• PROMPT: Extract each record and reproduce it exactly.

• INFORMATION:
• • • • • • •

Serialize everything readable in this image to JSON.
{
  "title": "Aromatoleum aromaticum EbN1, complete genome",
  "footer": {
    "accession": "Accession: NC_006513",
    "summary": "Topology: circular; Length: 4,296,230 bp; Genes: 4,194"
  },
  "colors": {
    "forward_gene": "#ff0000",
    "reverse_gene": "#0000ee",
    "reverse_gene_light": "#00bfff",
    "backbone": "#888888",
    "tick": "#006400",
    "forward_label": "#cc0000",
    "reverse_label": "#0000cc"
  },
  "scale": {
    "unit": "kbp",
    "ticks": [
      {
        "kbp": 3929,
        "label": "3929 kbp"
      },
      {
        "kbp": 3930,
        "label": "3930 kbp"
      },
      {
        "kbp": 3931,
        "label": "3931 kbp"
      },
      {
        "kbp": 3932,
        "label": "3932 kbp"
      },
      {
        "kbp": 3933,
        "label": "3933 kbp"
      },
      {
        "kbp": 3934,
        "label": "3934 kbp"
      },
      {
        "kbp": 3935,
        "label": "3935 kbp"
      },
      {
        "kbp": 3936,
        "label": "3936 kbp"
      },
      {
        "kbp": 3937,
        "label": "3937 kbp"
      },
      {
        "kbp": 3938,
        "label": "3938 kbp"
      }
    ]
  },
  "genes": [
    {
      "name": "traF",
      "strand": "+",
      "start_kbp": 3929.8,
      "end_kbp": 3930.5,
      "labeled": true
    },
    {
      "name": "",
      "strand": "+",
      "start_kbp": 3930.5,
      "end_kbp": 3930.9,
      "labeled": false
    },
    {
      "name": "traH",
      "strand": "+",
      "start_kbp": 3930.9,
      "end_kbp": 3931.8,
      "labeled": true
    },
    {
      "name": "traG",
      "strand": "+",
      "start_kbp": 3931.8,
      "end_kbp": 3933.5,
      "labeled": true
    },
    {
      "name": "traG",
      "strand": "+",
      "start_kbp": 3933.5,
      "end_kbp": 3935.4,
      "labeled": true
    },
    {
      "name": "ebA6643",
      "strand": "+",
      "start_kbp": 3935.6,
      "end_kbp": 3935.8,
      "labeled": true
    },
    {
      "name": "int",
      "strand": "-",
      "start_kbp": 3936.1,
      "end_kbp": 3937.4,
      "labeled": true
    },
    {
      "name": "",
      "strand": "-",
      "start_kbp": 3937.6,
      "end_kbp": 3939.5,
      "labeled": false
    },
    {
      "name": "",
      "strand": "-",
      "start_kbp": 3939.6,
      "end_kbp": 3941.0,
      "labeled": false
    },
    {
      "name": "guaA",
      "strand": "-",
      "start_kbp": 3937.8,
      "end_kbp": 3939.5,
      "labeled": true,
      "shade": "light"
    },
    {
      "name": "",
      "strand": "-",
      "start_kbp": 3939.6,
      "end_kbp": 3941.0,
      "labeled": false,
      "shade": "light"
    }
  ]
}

• • • • • • •

• EXPECTED OUTPUT:
Serialize everything readable in this image to JSON.
{
  "title": "Aromatoleum aromaticum EbN1, complete genome",
  "footer": {
    "accession": "Accession: NC_006513",
    "summary": "Topology: circular; Length: 4,296,230 bp; Genes: 4,194"
  },
  "colors": {
    "forward_gene": "#ff0000",
    "reverse_gene": "#0000ee",
    "reverse_gene_light": "#00bfff",
    "backbone": "#888888",
    "tick": "#006400",
    "forward_label": "#cc0000",
    "reverse_label": "#0000cc"
  },
  "scale": {
    "unit": "kbp",
    "ticks": [
      {
        "kbp": 3929,
        "label": "3929 kbp"
      },
      {
        "kbp": 3930,
        "label": "3930 kbp"
      },
      {
        "kbp": 3931,
        "label": "3931 kbp"
      },
      {
        "kbp": 3932,
        "label": "3932 kbp"
      },
      {
        "kbp": 3933,
        "label": "3933 kbp"
      },
      {
        "kbp": 3934,
        "label": "3934 kbp"
      },
      {
        "kbp": 3935,
        "label": "3935 kbp"
      },
      {
        "kbp": 3936,
        "label": "3936 kbp"
      },
      {
        "kbp": 3937,
        "label": "3937 kbp"
      },
      {
        "kbp": 3938,
        "label": "3938 kbp"
      }
    ]
  },
  "genes": [
    {
      "name": "traF",
      "strand": "+",
      "start_kbp": 3929.8,
      "end_kbp": 3930.5,
      "labeled": true
    },
    {
      "name": "",
      "strand": "+",
      "start_kbp": 3930.5,
      "end_kbp": 3930.9,
      "labeled": false
    },
    {
      "name": "traH",
      "strand": "+",
      "start_kbp": 3930.9,
      "end_kbp": 3931.8,
      "labeled": true
    },
    {
      "name": "traG",
      "strand": "+",
      "start_kbp": 3931.8,
      "end_kbp": 3933.5,
      "labeled": true
    },
    {
      "name": "traG",
      "strand": "+",
      "start_kbp": 3933.5,
      "end_kbp": 3935.4,
      "labeled": true
    },
    {
      "name": "ebA6643",
      "strand": "+",
      "start_kbp": 3935.6,
      "end_kbp": 3935.8,
      "labeled": true
    },
    {
      "name": "int",
      "strand": "-",
      "start_kbp": 3936.1,
      "end_kbp": 3937.4,
      "labeled": true
    },
    {
      "name": "",
      "strand": "-",
      "start_kbp": 3937.6,
      "end_kbp": 3939.5,
      "labeled": false
    },
    {
      "name": "",
      "strand": "-",
      "start_kbp": 3939.6,
      "end_kbp": 3941.0,
      "labeled": false
    },
    {
      "name": "guaA",
      "strand": "-",
      "start_kbp": 3937.8,
      "end_kbp": 3939.5,
      "labeled": true,
      "shade": "light"
    },
    {
      "name": "",
      "strand": "-",
      "start_kbp": 3939.6,
      "end_kbp": 3941.0,
      "labeled": false,
      "shade": "light"
    }
  ]
}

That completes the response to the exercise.